*DATASET ROWS*.
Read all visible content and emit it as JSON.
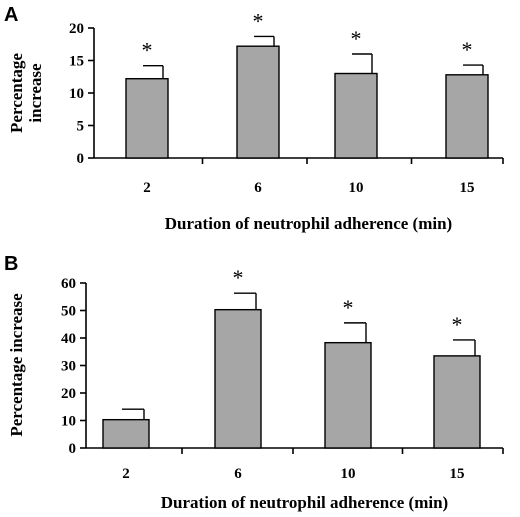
{
  "chart_data": [
    {
      "type": "bar",
      "panel": "A",
      "categories": [
        "2",
        "6",
        "10",
        "15"
      ],
      "values": [
        12.2,
        17.2,
        13.0,
        12.8
      ],
      "errors": [
        2.0,
        1.5,
        3.0,
        1.5
      ],
      "significance": [
        "*",
        "*",
        "*",
        "*"
      ],
      "xlabel": "Duration of neutrophil adherence (min)",
      "ylabel": [
        "Percentage",
        "increase"
      ],
      "ylim": [
        0,
        20
      ],
      "yticks": [
        "0",
        "5",
        "10",
        "15",
        "20"
      ],
      "grid": false
    },
    {
      "type": "bar",
      "panel": "B",
      "categories": [
        "2",
        "6",
        "10",
        "15"
      ],
      "values": [
        10.3,
        50.3,
        38.3,
        33.5
      ],
      "errors": [
        3.8,
        6.0,
        7.2,
        5.8
      ],
      "significance": [
        "",
        "*",
        "*",
        "*"
      ],
      "xlabel": "Duration of neutrophil adherence (min)",
      "ylabel": [
        "Percentage increase"
      ],
      "ylim": [
        0,
        60
      ],
      "yticks": [
        "0",
        "10",
        "20",
        "30",
        "40",
        "50",
        "60"
      ],
      "grid": false
    }
  ]
}
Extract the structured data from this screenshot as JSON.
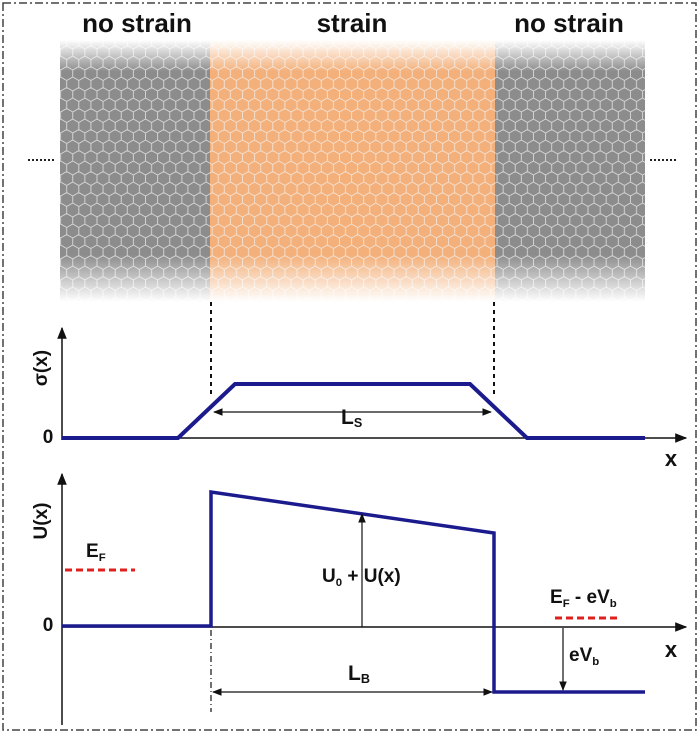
{
  "lattice": {
    "labels": [
      "no strain",
      "strain",
      "no strain"
    ]
  },
  "strain_plot": {
    "y_label": "σ(x)",
    "zero_label": "0",
    "x_label": "x",
    "width_label": [
      "L",
      "S"
    ]
  },
  "potential_plot": {
    "y_label": "U(x)",
    "zero_label": "0",
    "x_label": "x",
    "fermi_label": [
      "E",
      "F"
    ],
    "barrier_label": [
      "U",
      "0",
      " + U(x)"
    ],
    "bias_fermi_label": [
      "E",
      "F",
      " - eV",
      "b"
    ],
    "bias_label": [
      "eV",
      "b"
    ],
    "width_label": [
      "L",
      "B"
    ]
  }
}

*DESCRIPTION OF THE TASK*. Repeat each record exactly as shown above, dropping all images.

*RESPONSE TO THIS EXERCISE*.
Read all visible content and emit it as JSON.
{
  "chart_data": [
    {
      "type": "bar",
      "panel": "A",
      "categories": [
        "2",
        "6",
        "10",
        "15"
      ],
      "values": [
        12.2,
        17.2,
        13.0,
        12.8
      ],
      "errors": [
        2.0,
        1.5,
        3.0,
        1.5
      ],
      "significance": [
        "*",
        "*",
        "*",
        "*"
      ],
      "xlabel": "Duration of neutrophil adherence (min)",
      "ylabel": [
        "Percentage",
        "increase"
      ],
      "ylim": [
        0,
        20
      ],
      "yticks": [
        "0",
        "5",
        "10",
        "15",
        "20"
      ],
      "grid": false
    },
    {
      "type": "bar",
      "panel": "B",
      "categories": [
        "2",
        "6",
        "10",
        "15"
      ],
      "values": [
        10.3,
        50.3,
        38.3,
        33.5
      ],
      "errors": [
        3.8,
        6.0,
        7.2,
        5.8
      ],
      "significance": [
        "",
        "*",
        "*",
        "*"
      ],
      "xlabel": "Duration of neutrophil adherence (min)",
      "ylabel": [
        "Percentage increase"
      ],
      "ylim": [
        0,
        60
      ],
      "yticks": [
        "0",
        "10",
        "20",
        "30",
        "40",
        "50",
        "60"
      ],
      "grid": false
    }
  ]
}
Extract the structured data from this screenshot as JSON.
{
  "lattice": {
    "labels": [
      "no strain",
      "strain",
      "no strain"
    ]
  },
  "strain_plot": {
    "y_label": "σ(x)",
    "zero_label": "0",
    "x_label": "x",
    "width_label": [
      "L",
      "S"
    ]
  },
  "potential_plot": {
    "y_label": "U(x)",
    "zero_label": "0",
    "x_label": "x",
    "fermi_label": [
      "E",
      "F"
    ],
    "barrier_label": [
      "U",
      "0",
      " + U(x)"
    ],
    "bias_fermi_label": [
      "E",
      "F",
      " - eV",
      "b"
    ],
    "bias_label": [
      "eV",
      "b"
    ],
    "width_label": [
      "L",
      "B"
    ]
  }
}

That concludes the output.